**WHAT YOU NEED TO DO:**
Return, word for word, the lines from the entries below, beginning at the line that contains "List UI elements" and stopping after the line that contains "grid-icon: [109, 793, 131, 815]".

**PROVIDED ENTRIES:**
_____
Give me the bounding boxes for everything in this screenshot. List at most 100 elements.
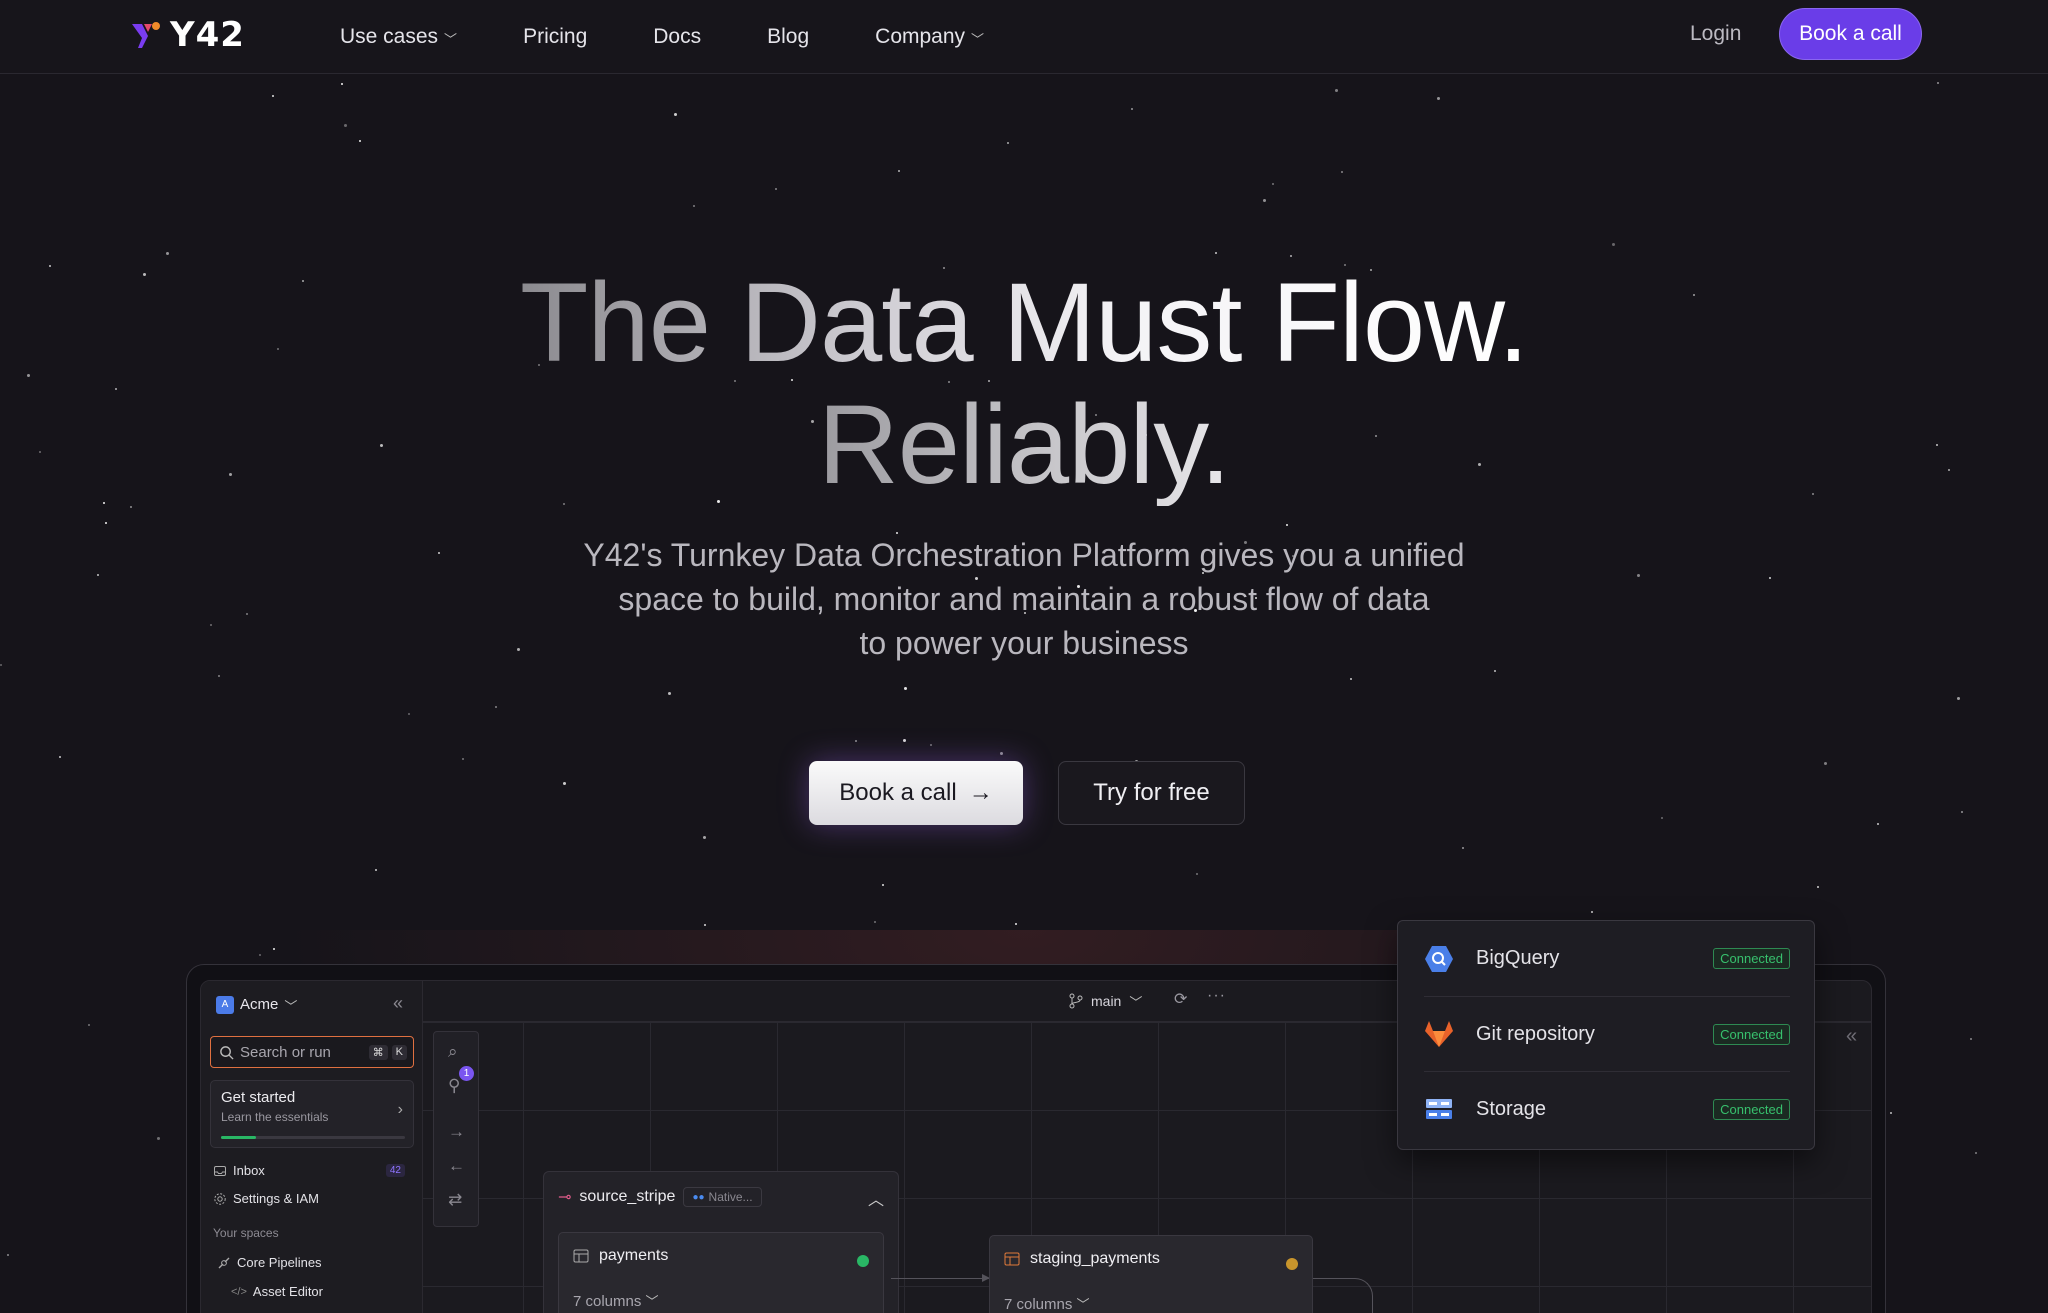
_____
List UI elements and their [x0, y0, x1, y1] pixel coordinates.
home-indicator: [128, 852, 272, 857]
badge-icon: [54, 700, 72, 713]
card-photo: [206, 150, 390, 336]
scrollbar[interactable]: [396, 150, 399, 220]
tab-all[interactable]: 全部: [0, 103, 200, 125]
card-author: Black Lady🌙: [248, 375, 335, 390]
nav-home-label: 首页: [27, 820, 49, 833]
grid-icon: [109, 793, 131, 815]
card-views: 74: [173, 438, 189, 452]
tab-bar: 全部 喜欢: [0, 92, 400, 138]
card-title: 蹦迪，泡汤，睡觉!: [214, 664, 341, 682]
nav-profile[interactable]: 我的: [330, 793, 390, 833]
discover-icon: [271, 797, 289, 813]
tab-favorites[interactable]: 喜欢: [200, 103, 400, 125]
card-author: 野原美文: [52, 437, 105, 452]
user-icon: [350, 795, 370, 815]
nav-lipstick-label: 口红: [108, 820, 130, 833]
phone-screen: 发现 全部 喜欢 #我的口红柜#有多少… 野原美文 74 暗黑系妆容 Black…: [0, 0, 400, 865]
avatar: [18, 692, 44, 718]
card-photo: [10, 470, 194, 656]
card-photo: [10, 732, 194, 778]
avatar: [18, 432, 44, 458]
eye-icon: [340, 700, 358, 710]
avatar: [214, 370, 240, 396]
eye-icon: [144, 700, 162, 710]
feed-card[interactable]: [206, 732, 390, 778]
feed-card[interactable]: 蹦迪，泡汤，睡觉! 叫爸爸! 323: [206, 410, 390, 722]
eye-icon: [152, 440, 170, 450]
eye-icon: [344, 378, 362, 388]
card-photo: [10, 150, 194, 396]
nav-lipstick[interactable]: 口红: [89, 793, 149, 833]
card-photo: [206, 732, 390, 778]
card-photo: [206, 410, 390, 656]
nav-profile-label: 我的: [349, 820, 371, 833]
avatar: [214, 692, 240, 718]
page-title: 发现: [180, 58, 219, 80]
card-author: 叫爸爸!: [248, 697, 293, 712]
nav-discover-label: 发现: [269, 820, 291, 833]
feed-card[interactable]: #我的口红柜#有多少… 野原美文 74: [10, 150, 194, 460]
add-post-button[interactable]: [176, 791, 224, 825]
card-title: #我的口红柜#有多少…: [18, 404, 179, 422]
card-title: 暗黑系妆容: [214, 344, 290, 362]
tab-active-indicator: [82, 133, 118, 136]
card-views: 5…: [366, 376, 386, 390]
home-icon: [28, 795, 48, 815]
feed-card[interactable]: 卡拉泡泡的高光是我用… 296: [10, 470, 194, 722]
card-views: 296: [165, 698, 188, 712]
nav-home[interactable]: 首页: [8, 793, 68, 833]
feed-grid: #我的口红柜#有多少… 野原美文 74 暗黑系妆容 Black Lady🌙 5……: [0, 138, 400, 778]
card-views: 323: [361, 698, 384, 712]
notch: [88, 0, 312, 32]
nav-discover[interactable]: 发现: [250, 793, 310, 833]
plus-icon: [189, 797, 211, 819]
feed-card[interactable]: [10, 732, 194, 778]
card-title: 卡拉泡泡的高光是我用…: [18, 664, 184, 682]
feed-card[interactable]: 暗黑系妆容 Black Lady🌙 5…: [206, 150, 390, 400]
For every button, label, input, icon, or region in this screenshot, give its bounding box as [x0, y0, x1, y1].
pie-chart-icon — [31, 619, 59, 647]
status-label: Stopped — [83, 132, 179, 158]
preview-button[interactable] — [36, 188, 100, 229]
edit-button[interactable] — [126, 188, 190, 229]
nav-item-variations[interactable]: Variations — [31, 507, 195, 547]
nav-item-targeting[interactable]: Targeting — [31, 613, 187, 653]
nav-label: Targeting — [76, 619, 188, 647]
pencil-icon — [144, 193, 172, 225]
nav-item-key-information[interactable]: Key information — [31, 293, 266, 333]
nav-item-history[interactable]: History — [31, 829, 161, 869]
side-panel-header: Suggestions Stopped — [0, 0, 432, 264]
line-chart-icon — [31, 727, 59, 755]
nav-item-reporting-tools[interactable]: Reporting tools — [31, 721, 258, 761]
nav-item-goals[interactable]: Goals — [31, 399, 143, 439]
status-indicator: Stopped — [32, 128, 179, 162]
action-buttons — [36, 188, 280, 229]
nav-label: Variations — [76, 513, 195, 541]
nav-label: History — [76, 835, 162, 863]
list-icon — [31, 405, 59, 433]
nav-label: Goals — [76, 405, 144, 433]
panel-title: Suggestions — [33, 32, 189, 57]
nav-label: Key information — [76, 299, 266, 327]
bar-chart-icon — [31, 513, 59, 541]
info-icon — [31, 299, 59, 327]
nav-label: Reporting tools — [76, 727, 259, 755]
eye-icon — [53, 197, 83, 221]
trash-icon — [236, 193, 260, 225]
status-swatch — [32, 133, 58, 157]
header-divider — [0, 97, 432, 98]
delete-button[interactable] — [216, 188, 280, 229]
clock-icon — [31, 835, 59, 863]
_____
**ANSWER BELOW:**
List UI elements and their [x0, y0, x1, y1] pixel coordinates.
home-indicator: [128, 852, 272, 857]
badge-icon: [54, 700, 72, 713]
card-photo: [206, 150, 390, 336]
scrollbar[interactable]: [396, 150, 399, 220]
tab-all[interactable]: 全部: [0, 103, 200, 125]
card-author: Black Lady🌙: [248, 375, 335, 390]
nav-home-label: 首页: [27, 820, 49, 833]
grid-icon: [109, 793, 131, 815]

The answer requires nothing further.